▸ CHALLENGE
Find each line with the word "ylabel" and copy it.

▸ DATA
##########

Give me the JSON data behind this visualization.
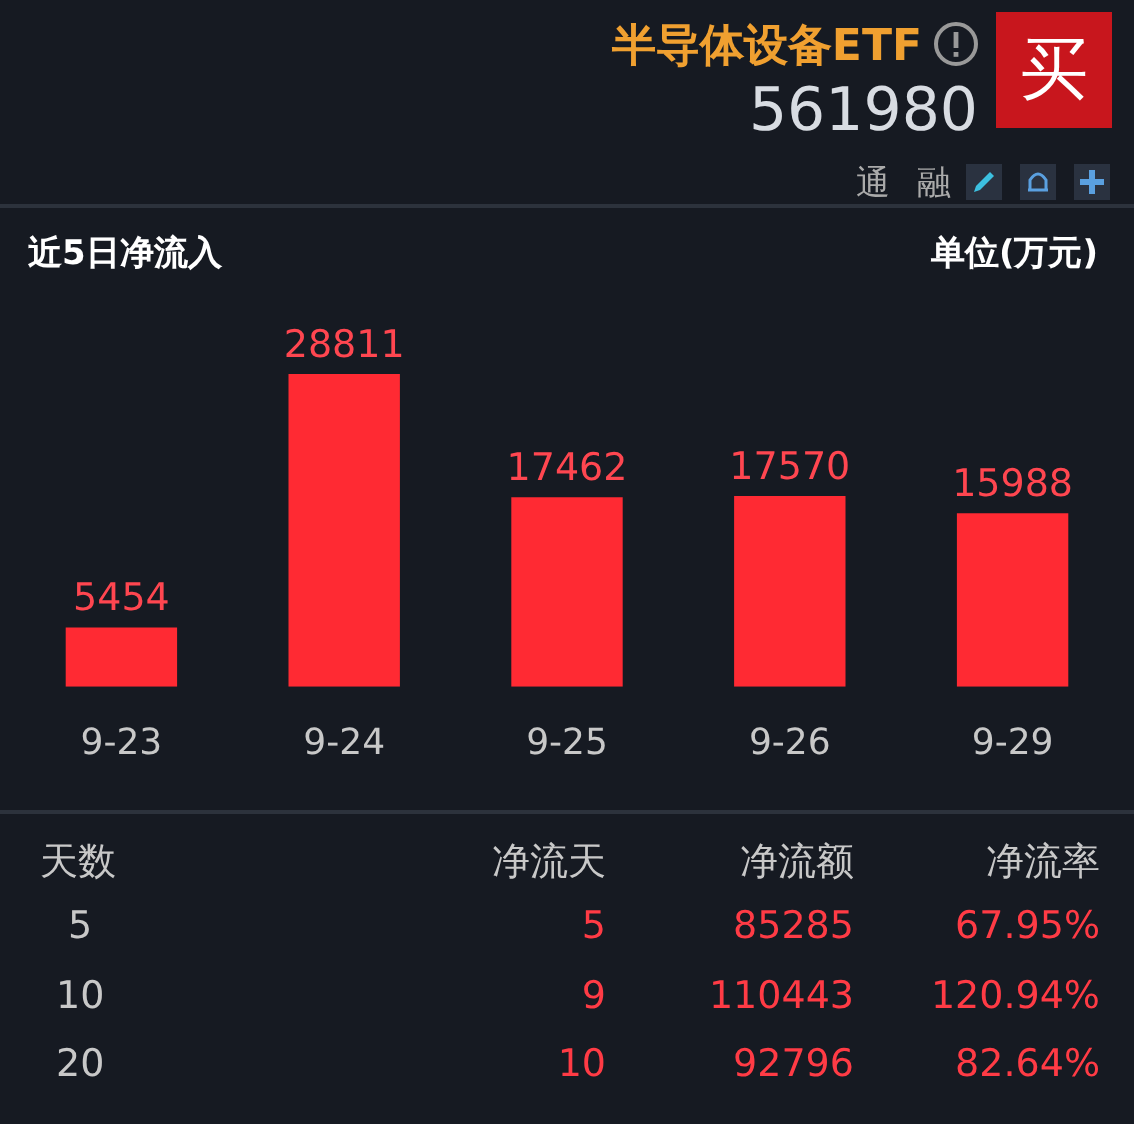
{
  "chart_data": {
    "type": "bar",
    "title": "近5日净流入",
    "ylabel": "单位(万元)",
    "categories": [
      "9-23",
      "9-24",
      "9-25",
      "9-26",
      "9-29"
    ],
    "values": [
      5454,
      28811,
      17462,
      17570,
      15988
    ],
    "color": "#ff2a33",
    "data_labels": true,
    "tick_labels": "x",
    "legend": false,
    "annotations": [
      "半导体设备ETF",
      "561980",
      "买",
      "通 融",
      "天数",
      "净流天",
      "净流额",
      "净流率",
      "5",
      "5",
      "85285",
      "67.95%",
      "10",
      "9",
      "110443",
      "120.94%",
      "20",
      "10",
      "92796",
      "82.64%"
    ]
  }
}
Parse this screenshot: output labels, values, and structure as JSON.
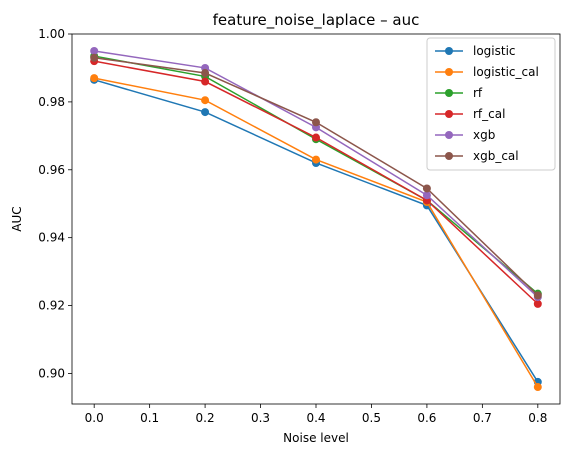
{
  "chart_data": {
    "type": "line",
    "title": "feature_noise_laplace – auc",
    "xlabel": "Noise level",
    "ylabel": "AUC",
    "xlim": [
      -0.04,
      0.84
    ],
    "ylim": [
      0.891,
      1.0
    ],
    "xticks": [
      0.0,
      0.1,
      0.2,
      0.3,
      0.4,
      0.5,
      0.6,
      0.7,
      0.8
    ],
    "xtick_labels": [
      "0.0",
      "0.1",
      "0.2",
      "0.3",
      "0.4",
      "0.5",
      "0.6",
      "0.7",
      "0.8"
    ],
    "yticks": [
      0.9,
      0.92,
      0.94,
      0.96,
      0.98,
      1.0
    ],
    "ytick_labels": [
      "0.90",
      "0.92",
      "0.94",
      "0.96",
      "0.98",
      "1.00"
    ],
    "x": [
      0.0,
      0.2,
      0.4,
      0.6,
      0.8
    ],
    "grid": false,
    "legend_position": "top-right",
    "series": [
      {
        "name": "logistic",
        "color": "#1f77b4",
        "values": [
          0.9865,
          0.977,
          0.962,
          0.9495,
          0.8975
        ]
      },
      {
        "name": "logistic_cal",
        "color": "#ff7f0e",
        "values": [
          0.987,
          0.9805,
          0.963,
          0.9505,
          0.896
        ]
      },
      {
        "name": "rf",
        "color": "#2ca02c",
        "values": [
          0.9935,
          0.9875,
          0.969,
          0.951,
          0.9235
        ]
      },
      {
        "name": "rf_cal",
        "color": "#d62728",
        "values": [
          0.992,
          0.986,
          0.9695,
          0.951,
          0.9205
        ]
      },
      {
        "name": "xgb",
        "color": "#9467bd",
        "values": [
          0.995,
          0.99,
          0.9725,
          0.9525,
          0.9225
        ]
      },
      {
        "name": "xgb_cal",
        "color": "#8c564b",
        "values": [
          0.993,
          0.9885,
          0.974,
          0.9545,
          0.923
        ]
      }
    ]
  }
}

##########

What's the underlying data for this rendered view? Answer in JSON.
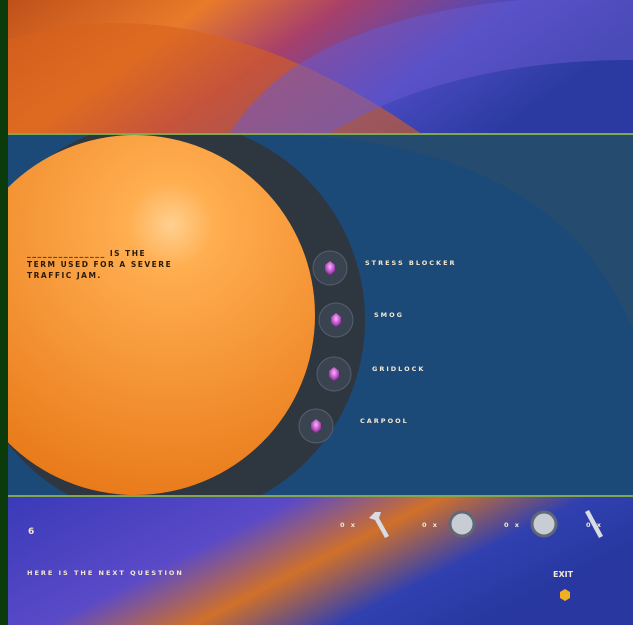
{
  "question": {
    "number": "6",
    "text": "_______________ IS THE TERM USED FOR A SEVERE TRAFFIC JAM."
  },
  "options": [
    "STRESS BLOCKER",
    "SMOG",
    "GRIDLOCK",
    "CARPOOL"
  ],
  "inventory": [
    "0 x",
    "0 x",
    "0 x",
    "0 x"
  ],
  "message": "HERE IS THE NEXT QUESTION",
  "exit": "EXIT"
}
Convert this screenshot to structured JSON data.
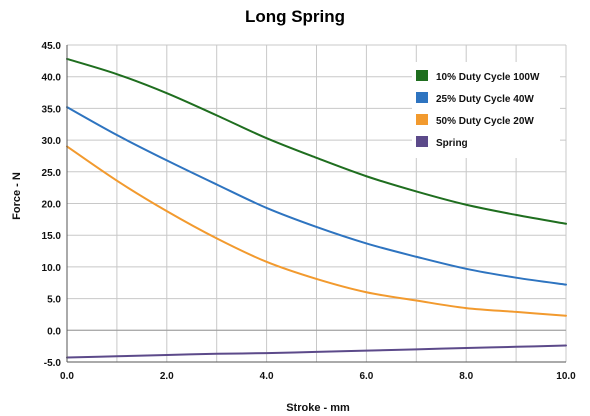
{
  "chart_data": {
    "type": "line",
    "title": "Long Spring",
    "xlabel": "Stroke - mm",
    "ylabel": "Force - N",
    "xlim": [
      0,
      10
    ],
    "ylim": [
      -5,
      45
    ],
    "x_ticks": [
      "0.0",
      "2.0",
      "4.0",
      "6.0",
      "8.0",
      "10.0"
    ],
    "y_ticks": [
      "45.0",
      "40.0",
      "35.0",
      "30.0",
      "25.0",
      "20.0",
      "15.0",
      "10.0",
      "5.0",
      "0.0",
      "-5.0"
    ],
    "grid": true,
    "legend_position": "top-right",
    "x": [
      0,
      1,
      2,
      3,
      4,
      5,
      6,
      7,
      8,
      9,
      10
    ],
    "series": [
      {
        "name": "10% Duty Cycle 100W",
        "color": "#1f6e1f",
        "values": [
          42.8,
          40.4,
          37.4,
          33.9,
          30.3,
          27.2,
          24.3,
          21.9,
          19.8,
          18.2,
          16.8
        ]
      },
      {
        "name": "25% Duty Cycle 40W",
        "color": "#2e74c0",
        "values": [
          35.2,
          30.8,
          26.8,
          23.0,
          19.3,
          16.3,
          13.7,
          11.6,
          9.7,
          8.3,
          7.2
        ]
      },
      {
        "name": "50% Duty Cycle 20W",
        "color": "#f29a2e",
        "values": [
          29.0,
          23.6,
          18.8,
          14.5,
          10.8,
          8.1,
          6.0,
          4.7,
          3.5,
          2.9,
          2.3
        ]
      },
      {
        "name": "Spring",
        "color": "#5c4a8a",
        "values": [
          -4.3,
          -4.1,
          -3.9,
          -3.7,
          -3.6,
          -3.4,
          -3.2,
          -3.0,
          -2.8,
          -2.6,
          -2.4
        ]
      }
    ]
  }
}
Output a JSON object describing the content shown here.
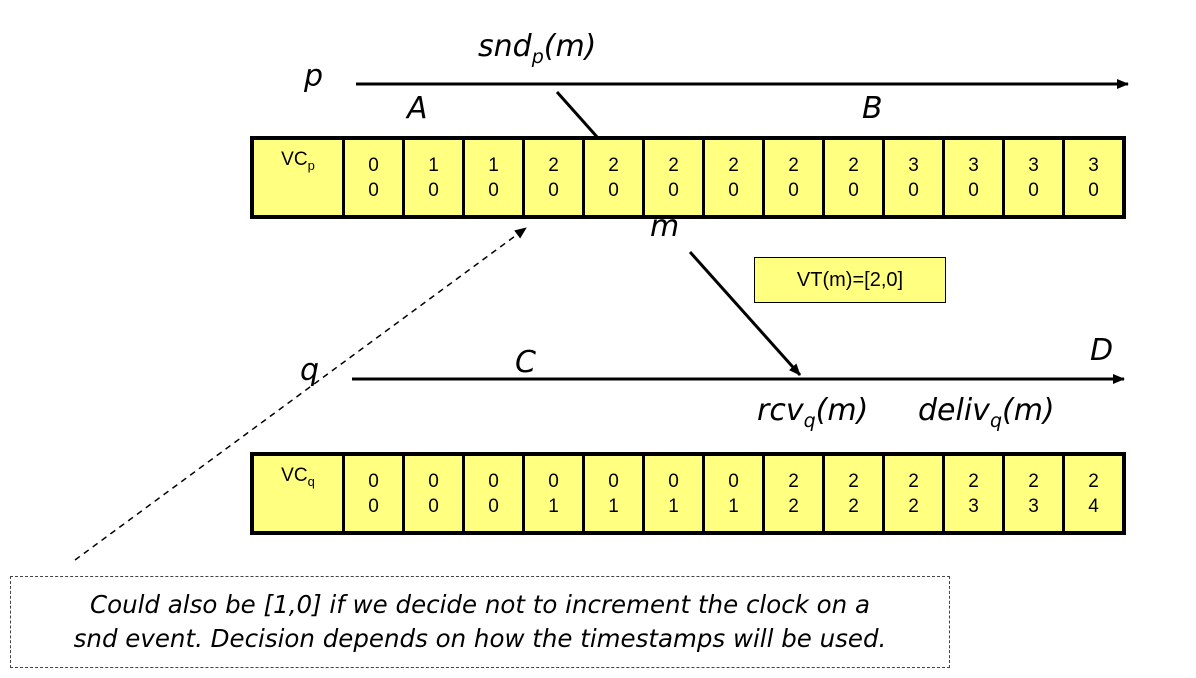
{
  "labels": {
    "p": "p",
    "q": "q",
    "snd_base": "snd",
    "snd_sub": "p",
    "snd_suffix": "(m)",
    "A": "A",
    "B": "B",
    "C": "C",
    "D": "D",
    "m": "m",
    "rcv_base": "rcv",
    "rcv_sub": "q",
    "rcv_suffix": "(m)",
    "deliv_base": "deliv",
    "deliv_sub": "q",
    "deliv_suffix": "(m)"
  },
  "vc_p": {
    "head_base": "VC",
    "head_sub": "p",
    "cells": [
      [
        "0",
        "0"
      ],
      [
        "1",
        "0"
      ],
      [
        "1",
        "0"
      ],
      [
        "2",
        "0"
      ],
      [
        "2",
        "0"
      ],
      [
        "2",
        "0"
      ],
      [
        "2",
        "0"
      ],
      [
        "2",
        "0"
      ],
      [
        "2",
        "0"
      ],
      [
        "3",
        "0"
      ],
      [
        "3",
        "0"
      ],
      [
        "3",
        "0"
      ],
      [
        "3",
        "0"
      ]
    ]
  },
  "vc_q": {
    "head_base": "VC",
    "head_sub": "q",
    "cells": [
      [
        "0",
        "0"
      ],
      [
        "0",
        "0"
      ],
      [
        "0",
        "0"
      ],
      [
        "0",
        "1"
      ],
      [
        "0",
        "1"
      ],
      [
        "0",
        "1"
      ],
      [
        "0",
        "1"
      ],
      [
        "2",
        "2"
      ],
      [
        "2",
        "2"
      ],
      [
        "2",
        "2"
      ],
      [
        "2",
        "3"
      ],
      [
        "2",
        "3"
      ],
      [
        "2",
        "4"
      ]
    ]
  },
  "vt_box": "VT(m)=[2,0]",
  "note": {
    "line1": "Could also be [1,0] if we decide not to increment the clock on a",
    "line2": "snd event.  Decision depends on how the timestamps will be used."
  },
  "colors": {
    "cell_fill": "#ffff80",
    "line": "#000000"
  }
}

##########

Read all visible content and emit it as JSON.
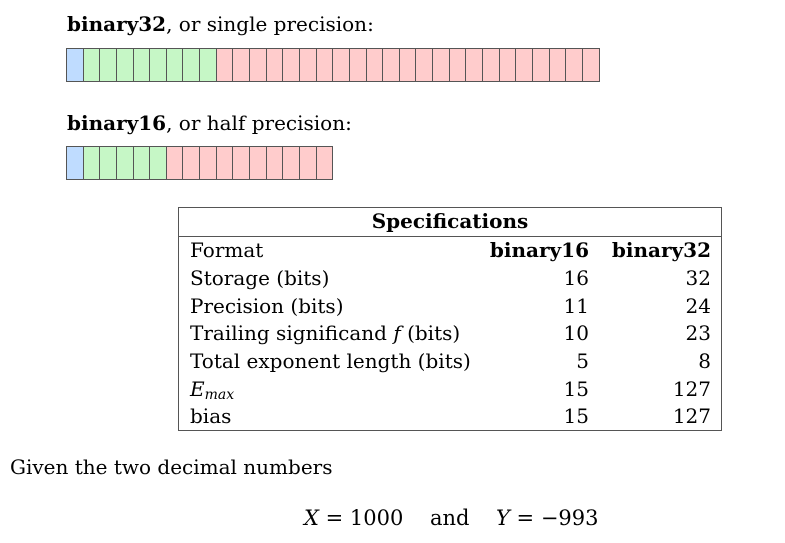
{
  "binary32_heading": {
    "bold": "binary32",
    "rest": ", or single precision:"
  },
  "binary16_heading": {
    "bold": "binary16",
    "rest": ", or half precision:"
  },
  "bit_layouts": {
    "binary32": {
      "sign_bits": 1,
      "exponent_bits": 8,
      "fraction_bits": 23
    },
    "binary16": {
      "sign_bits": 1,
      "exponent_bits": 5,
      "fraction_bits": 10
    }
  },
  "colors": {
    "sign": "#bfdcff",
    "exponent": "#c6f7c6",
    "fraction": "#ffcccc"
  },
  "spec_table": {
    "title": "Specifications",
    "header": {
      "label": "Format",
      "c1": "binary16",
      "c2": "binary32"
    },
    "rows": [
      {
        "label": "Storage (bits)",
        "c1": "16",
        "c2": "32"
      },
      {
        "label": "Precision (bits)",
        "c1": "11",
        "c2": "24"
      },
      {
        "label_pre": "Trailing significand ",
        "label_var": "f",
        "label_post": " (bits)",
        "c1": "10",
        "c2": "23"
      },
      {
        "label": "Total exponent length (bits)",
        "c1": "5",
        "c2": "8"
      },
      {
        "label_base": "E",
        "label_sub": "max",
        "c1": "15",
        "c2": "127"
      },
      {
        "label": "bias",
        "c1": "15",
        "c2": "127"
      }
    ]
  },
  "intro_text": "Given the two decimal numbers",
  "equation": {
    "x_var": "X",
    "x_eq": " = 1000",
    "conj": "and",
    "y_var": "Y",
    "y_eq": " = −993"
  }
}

##########

▸ WRITTEN RESPONSE
    "ylabel": "单位(万元)",
    "ylabel": "AUC",
    "ylabel": "Force - N",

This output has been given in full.